Say how many lines contain the word "title" and give no other text.

-- begin --

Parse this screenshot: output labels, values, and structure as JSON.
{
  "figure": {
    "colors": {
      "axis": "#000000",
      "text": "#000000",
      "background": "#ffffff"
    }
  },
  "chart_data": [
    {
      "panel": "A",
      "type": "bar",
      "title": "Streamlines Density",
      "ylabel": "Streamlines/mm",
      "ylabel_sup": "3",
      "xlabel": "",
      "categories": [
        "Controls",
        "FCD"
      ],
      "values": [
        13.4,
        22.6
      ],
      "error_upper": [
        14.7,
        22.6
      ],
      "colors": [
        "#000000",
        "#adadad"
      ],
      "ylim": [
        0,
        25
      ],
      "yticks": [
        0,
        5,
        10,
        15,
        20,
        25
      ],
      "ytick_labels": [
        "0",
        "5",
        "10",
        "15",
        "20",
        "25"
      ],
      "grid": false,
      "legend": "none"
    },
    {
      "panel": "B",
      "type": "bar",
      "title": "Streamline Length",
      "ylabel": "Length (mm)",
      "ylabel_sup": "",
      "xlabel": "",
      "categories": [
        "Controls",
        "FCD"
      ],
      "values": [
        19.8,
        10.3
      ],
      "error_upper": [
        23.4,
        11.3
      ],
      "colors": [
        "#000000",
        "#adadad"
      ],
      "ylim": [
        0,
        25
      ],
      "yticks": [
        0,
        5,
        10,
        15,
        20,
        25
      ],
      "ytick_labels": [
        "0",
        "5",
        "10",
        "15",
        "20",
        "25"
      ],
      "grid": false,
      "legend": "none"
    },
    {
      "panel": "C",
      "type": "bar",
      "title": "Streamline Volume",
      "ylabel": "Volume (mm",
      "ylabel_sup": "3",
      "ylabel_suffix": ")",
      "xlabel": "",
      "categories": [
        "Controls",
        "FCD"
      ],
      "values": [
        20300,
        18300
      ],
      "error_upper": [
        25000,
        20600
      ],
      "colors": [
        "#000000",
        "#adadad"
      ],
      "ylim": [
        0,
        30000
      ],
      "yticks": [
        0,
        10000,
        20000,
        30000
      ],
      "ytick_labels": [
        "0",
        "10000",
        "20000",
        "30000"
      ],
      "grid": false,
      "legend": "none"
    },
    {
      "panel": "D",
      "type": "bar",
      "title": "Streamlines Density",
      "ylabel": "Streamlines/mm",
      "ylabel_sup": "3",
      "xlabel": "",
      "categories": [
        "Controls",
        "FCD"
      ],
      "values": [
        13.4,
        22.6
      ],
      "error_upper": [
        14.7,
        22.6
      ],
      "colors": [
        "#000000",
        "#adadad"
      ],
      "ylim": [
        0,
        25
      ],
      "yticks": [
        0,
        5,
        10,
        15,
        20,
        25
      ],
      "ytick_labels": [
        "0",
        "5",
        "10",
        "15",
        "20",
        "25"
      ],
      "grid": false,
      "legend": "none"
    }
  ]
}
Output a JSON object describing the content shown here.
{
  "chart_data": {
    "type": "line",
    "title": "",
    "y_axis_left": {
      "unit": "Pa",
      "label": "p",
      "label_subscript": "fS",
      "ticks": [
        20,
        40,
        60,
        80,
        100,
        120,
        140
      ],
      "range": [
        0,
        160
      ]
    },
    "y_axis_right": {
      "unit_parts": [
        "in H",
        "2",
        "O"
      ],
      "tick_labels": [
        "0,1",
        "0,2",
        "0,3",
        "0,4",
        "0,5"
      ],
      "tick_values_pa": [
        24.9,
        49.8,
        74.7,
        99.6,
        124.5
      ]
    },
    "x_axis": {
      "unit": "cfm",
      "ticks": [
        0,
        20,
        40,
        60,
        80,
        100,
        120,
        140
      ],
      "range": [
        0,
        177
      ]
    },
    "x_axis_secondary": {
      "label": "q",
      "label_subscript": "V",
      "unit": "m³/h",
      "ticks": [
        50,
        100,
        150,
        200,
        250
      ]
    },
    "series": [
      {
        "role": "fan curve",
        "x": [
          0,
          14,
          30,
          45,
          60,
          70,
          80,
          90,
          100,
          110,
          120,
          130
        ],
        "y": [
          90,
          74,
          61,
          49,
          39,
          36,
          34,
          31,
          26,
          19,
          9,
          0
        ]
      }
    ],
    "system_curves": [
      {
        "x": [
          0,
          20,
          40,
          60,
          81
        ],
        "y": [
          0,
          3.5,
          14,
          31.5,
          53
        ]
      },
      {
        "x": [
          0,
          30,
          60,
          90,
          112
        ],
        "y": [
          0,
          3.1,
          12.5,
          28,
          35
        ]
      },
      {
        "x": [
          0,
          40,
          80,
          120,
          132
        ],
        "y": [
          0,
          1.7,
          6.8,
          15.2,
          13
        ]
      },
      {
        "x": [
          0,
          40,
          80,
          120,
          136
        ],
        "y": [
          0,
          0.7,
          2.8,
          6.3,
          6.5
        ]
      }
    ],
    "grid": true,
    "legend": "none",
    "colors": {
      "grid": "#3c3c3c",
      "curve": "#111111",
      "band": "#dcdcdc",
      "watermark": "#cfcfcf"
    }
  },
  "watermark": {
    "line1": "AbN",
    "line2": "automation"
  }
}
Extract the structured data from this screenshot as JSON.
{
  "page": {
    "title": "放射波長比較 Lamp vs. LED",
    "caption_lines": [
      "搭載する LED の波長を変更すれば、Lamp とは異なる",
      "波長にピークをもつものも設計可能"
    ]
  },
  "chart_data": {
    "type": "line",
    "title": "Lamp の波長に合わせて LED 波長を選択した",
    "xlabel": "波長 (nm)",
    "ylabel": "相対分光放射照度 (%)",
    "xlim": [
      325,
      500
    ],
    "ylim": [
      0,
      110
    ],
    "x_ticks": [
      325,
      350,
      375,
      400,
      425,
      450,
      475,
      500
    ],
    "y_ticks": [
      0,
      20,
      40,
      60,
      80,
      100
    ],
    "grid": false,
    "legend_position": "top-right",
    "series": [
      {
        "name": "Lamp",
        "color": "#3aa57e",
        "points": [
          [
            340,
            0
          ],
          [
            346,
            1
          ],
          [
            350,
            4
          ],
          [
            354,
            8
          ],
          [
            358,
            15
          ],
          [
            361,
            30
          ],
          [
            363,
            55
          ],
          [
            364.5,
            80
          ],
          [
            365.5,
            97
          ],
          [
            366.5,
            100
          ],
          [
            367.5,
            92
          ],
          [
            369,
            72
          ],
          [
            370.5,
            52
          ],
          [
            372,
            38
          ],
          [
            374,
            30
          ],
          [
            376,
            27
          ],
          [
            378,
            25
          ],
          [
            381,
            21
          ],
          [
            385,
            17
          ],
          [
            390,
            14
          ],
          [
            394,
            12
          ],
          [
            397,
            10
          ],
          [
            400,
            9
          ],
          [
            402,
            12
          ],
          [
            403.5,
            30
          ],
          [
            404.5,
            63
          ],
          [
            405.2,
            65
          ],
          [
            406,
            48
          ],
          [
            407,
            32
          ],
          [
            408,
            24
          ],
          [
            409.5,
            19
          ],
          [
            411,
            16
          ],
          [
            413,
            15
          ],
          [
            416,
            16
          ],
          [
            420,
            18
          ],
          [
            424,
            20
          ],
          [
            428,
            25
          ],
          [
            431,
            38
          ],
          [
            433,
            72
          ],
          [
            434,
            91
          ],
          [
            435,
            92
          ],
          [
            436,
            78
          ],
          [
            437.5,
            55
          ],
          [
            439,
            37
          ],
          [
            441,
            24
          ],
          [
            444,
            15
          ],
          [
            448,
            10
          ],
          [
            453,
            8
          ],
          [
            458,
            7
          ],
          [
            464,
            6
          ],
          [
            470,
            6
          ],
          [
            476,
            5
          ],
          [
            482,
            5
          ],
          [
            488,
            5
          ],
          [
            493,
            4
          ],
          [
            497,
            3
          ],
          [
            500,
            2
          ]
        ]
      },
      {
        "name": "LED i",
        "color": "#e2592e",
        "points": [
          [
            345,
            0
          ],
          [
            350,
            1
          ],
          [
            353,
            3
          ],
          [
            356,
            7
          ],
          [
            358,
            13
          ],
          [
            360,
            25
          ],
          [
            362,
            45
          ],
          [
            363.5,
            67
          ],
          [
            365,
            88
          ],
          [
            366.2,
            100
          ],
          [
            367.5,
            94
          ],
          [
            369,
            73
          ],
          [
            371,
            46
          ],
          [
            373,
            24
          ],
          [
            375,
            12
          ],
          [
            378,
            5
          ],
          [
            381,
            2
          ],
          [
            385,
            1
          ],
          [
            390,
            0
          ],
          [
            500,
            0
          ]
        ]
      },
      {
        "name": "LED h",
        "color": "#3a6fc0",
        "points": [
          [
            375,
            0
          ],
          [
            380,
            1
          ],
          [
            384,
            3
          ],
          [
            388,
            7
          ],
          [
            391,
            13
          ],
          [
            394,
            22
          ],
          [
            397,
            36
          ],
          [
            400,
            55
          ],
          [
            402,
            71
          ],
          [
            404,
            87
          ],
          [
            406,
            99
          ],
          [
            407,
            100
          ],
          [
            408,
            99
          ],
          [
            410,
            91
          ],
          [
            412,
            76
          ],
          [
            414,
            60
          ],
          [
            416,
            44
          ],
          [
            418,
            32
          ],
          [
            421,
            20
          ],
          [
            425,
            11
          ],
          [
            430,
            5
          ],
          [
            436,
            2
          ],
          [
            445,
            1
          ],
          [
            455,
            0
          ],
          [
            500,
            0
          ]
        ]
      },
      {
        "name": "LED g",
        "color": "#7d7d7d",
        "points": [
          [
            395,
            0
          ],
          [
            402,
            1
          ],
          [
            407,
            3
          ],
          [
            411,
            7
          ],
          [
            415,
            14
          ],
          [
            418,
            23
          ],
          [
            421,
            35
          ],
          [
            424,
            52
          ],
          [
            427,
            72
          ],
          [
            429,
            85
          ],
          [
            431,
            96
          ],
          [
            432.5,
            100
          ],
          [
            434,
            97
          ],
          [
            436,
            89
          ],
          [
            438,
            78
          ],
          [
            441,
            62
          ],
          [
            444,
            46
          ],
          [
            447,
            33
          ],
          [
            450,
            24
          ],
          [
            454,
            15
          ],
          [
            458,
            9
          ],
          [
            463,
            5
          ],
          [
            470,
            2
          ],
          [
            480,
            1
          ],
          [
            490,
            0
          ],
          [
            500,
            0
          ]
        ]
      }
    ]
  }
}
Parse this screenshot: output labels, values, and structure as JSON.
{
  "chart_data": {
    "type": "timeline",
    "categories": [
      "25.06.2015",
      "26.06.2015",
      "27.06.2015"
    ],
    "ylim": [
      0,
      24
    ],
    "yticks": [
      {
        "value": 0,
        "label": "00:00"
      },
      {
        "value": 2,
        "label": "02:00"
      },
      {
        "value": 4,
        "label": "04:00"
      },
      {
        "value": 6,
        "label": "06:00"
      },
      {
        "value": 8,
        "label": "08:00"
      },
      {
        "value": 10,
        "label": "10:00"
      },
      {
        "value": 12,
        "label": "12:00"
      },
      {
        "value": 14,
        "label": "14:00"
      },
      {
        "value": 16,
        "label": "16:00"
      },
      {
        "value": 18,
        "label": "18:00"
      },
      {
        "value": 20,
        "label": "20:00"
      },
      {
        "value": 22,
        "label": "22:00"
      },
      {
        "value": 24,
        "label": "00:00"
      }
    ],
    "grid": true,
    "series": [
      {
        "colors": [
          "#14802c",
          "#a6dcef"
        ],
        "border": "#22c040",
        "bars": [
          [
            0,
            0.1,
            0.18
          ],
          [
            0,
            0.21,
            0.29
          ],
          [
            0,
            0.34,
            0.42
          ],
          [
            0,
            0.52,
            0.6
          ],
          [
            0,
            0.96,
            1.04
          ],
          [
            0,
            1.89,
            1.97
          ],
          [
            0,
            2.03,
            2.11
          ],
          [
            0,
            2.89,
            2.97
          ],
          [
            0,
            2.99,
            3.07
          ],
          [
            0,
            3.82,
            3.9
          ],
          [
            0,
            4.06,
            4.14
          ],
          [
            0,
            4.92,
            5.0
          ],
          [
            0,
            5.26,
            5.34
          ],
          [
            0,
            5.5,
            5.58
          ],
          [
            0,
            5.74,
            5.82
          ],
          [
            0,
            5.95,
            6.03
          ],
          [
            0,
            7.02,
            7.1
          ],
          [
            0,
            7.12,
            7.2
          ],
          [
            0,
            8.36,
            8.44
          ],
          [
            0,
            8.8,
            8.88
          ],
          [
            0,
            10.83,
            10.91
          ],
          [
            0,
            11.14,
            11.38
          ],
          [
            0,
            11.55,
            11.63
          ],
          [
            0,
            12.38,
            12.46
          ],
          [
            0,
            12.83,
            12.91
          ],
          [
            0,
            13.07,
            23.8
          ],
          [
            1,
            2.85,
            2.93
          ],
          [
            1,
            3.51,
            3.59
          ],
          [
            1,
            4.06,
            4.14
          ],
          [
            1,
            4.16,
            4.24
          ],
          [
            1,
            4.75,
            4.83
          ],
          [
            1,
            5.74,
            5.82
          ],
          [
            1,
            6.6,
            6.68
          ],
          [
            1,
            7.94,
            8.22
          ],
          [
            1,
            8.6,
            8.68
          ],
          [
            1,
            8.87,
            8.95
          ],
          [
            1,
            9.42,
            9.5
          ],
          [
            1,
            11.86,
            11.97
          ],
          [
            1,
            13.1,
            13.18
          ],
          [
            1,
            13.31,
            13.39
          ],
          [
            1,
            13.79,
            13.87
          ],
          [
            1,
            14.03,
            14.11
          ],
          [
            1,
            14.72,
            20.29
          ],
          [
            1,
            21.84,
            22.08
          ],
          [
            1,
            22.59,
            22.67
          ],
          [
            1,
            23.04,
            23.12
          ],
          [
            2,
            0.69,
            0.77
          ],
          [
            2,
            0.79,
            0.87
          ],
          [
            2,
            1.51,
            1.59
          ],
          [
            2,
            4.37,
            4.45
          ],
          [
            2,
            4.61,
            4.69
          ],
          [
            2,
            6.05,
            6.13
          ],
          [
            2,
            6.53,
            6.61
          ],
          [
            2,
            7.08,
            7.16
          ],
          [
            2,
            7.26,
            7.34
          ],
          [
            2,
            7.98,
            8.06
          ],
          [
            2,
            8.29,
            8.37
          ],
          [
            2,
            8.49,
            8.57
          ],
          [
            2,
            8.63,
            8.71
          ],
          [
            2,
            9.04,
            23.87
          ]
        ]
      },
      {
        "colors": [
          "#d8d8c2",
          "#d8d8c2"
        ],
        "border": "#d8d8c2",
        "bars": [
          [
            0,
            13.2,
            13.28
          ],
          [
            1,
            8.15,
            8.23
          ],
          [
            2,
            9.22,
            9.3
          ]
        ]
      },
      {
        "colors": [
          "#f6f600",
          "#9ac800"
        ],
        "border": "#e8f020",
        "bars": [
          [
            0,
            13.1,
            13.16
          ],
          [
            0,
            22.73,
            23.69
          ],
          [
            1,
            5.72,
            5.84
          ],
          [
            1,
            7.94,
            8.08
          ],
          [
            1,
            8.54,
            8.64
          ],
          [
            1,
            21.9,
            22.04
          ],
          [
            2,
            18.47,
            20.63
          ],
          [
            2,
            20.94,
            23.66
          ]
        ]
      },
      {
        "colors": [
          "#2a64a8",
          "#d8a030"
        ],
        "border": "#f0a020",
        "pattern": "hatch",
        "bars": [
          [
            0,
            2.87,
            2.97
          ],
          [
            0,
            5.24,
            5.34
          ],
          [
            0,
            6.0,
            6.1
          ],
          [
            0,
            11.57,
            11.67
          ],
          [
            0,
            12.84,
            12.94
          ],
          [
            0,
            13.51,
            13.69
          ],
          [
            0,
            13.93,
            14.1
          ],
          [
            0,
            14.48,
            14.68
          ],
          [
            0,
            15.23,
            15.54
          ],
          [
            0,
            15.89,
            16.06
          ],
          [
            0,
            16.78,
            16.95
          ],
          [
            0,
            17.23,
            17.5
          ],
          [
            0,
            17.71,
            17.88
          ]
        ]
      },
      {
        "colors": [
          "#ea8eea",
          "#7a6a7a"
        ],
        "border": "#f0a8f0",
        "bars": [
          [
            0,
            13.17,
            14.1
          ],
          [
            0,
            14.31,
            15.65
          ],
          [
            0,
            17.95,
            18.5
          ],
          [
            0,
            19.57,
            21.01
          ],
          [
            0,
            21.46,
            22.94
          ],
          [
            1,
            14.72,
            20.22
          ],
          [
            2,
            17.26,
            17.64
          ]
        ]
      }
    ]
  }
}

-- end --

WRITTEN SOLUTION:
7